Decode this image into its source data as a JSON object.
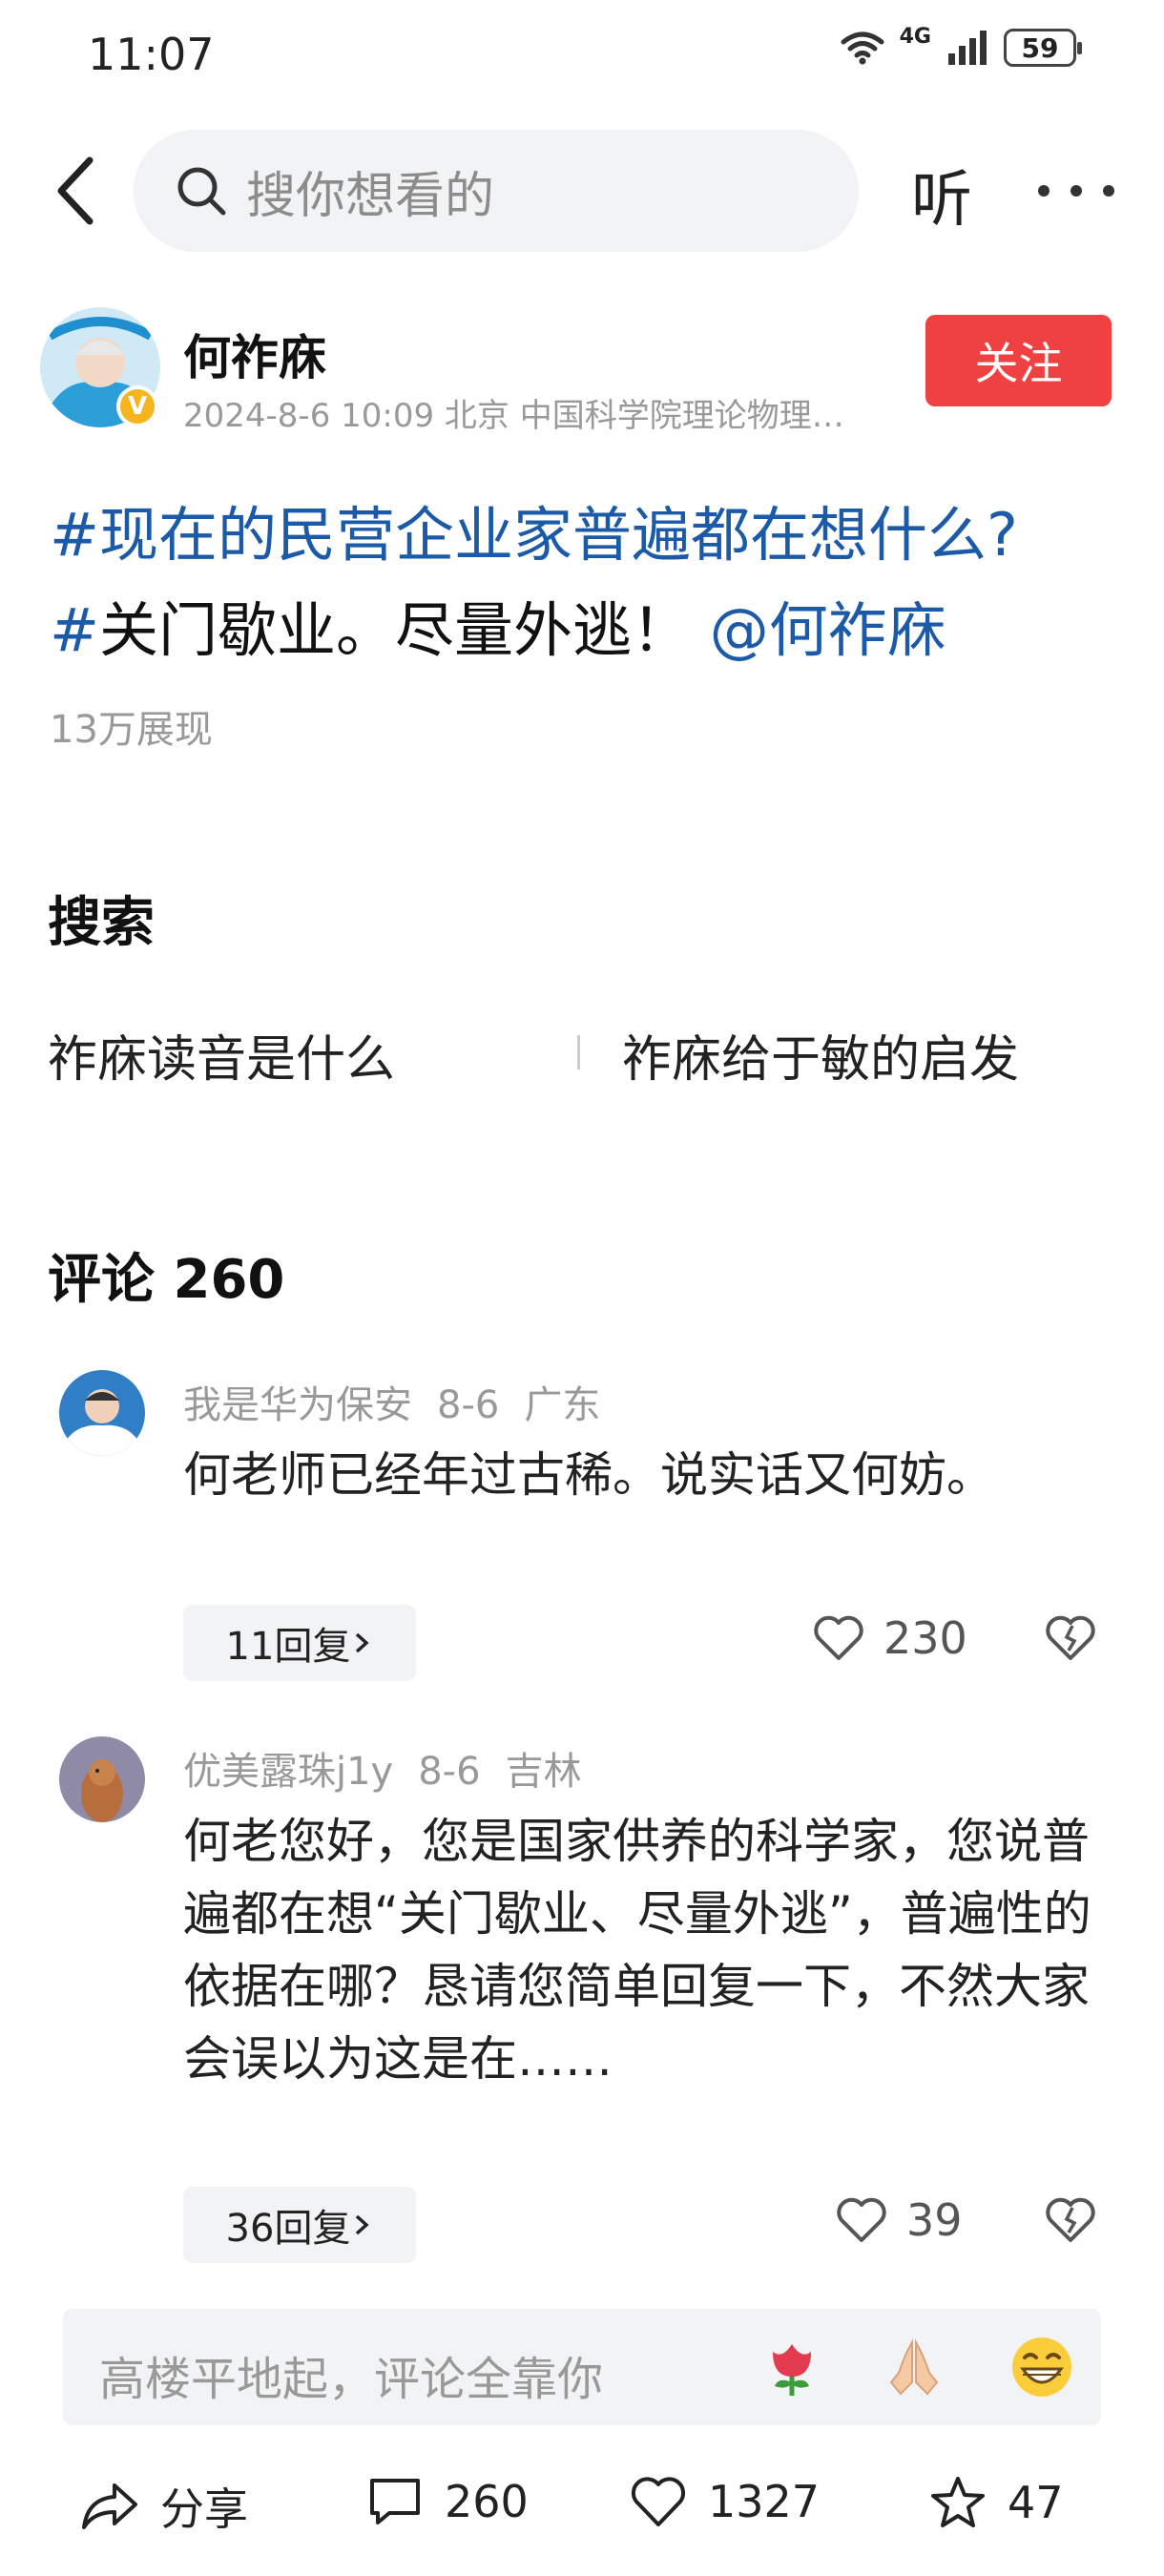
{
  "status_bar": {
    "time": "11:07",
    "network": "4G",
    "battery": "59"
  },
  "header": {
    "search_placeholder": "搜你想看的",
    "listen_label": "听"
  },
  "author": {
    "name": "何祚庥",
    "meta": "2024-8-6 10:09 北京 中国科学院理论物理…",
    "follow_label": "关注",
    "verified_badge": "V"
  },
  "post": {
    "hash1": "#",
    "topic": "现在的民营企业家普遍都在想什么?",
    "hash2": "#",
    "text": "关门歇业。尽量外逃！",
    "mention": "@何祚庥",
    "views": "13万展现"
  },
  "search_section": {
    "title": "搜索",
    "suggestions": [
      "祚庥读音是什么",
      "祚庥给于敏的启发"
    ]
  },
  "comments_section": {
    "title": "评论 260",
    "comments": [
      {
        "user": "我是华为保安",
        "date": "8-6",
        "location": "广东",
        "text": "何老师已经年过古稀。说实话又何妨。",
        "replies": "11回复",
        "likes": "230"
      },
      {
        "user": "优美露珠j1y",
        "date": "8-6",
        "location": "吉林",
        "text": "何老您好，您是国家供养的科学家，您说普遍都在想“关门歇业、尽量外逃”，普遍性的依据在哪？恳请您简单回复一下，不然大家会误以为这是在……",
        "replies": "36回复",
        "likes": "39"
      }
    ]
  },
  "comment_input": {
    "placeholder": "高楼平地起，评论全靠你"
  },
  "action_bar": {
    "share_label": "分享",
    "comments_count": "260",
    "likes_count": "1327",
    "favorites_count": "47"
  },
  "colors": {
    "link_blue": "#1b5aa8",
    "follow_red": "#f04142",
    "muted_gray": "#999999"
  }
}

==*==

> Task
What is the number of lines that contain "text"? Reply with that number alone.

> Answer for this exercise
3